_Exercise requirements_
Pull every line that holds the word "What" from the entries.
## BEGIN Information shown
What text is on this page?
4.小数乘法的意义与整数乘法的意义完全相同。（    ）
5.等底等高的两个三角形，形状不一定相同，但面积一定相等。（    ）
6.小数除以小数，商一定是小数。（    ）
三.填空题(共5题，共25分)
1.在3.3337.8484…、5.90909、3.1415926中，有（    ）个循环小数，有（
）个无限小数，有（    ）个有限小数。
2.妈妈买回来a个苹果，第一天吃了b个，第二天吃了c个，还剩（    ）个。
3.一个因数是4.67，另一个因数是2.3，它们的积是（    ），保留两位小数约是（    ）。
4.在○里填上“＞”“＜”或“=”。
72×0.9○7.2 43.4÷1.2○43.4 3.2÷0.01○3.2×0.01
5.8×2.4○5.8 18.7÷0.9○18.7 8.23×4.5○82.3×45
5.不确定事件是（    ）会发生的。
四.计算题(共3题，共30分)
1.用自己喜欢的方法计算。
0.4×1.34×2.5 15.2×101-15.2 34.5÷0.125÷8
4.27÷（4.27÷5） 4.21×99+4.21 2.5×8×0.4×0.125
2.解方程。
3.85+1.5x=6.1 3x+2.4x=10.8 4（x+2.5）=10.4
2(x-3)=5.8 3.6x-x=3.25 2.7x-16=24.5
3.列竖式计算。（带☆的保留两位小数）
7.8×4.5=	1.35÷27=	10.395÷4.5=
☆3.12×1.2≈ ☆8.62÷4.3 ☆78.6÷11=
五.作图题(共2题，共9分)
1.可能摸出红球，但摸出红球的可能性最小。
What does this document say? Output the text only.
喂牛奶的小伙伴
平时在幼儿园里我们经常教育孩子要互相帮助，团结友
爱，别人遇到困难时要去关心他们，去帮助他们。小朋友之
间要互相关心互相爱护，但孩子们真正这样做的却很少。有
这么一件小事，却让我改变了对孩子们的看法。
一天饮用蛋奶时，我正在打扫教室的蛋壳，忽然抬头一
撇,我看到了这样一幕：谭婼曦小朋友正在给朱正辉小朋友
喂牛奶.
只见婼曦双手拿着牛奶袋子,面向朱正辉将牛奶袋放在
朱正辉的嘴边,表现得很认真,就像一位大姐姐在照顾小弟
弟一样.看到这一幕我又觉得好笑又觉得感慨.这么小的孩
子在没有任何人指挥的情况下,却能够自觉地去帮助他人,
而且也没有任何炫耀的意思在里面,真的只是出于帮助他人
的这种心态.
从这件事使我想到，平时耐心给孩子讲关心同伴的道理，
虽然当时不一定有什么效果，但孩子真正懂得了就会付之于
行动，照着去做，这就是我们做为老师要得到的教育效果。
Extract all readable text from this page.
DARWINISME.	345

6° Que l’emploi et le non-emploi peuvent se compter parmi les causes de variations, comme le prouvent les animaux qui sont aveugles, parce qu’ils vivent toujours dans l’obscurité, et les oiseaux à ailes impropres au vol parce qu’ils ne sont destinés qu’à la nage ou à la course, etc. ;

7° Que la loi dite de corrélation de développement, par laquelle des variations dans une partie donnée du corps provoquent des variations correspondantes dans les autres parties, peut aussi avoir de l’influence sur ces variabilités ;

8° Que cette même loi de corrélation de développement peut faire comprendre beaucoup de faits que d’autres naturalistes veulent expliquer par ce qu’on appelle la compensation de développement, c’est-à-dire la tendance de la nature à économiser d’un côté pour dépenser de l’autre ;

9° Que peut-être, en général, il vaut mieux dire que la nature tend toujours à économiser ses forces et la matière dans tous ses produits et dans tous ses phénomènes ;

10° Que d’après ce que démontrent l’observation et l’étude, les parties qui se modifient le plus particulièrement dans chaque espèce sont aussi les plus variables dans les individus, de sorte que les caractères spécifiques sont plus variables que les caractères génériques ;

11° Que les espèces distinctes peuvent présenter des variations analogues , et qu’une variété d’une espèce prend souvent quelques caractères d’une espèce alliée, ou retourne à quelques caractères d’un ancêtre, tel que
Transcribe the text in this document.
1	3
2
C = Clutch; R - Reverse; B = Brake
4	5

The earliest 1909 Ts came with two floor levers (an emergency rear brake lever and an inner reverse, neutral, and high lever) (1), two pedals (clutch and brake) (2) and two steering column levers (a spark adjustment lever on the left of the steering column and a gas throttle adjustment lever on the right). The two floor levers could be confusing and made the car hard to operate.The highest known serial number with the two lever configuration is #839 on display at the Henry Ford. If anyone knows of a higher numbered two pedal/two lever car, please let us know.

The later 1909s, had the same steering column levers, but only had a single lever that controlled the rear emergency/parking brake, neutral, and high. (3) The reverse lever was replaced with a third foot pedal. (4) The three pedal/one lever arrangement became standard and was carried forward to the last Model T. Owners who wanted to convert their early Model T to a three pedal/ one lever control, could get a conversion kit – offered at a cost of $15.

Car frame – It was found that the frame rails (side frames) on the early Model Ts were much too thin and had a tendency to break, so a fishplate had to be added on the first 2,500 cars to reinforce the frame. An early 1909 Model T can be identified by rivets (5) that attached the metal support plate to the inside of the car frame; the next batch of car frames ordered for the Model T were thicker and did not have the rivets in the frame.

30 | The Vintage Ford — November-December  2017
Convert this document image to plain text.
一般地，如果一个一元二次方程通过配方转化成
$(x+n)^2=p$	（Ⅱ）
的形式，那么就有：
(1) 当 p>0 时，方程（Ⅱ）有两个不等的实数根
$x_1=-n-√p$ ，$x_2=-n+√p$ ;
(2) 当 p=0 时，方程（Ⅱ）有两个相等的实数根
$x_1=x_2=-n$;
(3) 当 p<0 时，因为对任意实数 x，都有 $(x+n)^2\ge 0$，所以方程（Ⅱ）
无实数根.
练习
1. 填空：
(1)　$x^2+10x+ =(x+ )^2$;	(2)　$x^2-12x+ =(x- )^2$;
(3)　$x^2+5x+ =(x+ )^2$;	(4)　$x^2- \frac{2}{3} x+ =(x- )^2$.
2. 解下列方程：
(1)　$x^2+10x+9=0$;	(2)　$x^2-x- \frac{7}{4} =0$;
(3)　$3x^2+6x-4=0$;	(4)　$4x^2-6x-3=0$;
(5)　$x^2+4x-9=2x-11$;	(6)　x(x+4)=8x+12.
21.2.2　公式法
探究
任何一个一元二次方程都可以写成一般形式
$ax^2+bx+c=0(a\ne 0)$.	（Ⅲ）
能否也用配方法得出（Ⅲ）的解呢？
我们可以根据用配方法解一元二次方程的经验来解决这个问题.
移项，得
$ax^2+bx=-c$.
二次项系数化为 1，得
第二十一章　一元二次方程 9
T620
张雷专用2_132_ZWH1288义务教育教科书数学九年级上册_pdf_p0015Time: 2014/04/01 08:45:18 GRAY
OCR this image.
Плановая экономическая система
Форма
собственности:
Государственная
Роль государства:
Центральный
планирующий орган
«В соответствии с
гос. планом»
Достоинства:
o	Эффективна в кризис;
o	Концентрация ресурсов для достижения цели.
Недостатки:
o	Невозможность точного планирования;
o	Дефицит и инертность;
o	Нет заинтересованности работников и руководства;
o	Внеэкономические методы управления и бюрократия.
## END Information shown
_Response_
What text is on this page?
What does this document say? Output the text only.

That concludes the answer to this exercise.